Chart and figure data:
+++

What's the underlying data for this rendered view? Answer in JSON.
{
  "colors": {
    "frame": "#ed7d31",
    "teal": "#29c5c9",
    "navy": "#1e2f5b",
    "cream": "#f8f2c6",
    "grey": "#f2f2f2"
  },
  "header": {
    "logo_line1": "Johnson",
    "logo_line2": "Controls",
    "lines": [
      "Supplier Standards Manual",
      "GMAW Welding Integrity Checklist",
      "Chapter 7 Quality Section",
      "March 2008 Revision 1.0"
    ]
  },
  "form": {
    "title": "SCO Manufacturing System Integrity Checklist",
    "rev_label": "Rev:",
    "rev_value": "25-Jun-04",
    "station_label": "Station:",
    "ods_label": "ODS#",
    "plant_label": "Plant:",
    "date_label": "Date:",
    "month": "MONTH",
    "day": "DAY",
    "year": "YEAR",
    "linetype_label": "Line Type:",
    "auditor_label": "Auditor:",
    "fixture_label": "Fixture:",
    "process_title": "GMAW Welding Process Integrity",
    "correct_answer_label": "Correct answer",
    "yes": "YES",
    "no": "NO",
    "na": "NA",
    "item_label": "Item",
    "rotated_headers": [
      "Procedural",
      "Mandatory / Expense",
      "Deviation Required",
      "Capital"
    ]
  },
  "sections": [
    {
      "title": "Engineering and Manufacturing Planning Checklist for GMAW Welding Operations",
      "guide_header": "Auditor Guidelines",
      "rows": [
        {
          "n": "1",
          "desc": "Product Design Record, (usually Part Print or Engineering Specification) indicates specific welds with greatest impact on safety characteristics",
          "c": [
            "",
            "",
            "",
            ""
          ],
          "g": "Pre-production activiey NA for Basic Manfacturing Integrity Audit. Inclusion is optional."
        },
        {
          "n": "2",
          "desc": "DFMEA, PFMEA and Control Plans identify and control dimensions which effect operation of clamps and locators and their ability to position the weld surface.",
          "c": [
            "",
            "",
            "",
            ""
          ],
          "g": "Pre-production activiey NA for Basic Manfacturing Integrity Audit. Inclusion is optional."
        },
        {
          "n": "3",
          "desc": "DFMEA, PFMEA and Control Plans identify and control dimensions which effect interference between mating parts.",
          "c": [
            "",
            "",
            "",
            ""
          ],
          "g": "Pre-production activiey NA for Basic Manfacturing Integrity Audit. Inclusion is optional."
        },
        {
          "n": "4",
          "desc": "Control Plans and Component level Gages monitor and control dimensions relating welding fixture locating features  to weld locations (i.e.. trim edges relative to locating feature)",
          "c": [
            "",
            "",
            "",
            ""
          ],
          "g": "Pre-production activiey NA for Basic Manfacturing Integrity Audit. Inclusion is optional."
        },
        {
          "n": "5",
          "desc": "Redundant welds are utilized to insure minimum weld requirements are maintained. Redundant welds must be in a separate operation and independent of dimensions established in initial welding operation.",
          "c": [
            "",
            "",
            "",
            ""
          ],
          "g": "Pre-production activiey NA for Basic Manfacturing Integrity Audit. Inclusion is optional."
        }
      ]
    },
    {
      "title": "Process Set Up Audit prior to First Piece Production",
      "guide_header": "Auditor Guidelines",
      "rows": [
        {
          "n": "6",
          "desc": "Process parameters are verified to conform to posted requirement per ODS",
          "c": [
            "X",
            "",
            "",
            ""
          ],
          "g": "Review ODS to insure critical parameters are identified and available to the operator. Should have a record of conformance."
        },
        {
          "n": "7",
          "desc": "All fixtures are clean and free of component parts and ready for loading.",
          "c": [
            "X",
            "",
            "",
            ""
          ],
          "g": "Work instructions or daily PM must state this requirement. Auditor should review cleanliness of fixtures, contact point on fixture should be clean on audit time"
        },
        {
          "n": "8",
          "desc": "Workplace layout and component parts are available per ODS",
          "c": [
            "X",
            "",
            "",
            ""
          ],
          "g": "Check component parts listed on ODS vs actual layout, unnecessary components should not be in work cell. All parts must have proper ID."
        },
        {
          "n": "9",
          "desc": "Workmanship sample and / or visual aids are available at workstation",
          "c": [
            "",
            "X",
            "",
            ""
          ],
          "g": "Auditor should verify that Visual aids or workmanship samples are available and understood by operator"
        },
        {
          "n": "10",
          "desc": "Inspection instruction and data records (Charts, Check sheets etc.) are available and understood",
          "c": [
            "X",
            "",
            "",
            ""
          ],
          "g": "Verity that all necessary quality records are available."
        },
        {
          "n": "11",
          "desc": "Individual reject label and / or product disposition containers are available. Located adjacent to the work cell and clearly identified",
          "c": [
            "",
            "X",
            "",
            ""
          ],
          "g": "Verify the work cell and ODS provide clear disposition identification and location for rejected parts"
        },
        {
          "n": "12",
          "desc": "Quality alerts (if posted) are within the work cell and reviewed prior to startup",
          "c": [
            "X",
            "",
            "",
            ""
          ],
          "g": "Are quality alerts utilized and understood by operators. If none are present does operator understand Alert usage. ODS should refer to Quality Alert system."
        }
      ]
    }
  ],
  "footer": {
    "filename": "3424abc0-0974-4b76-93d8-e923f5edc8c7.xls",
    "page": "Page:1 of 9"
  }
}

+++

**Exercise aim**:
Locate the lines above that contain "effect" and copy them.

**Task answer**:
          "desc": "DFMEA, PFMEA and Control Plans identify and control dimensions which effect operation of clamps and locators and their ability to position the weld surface.",
          "desc": "DFMEA, PFMEA and Control Plans identify and control dimensions which effect interference between mating parts.",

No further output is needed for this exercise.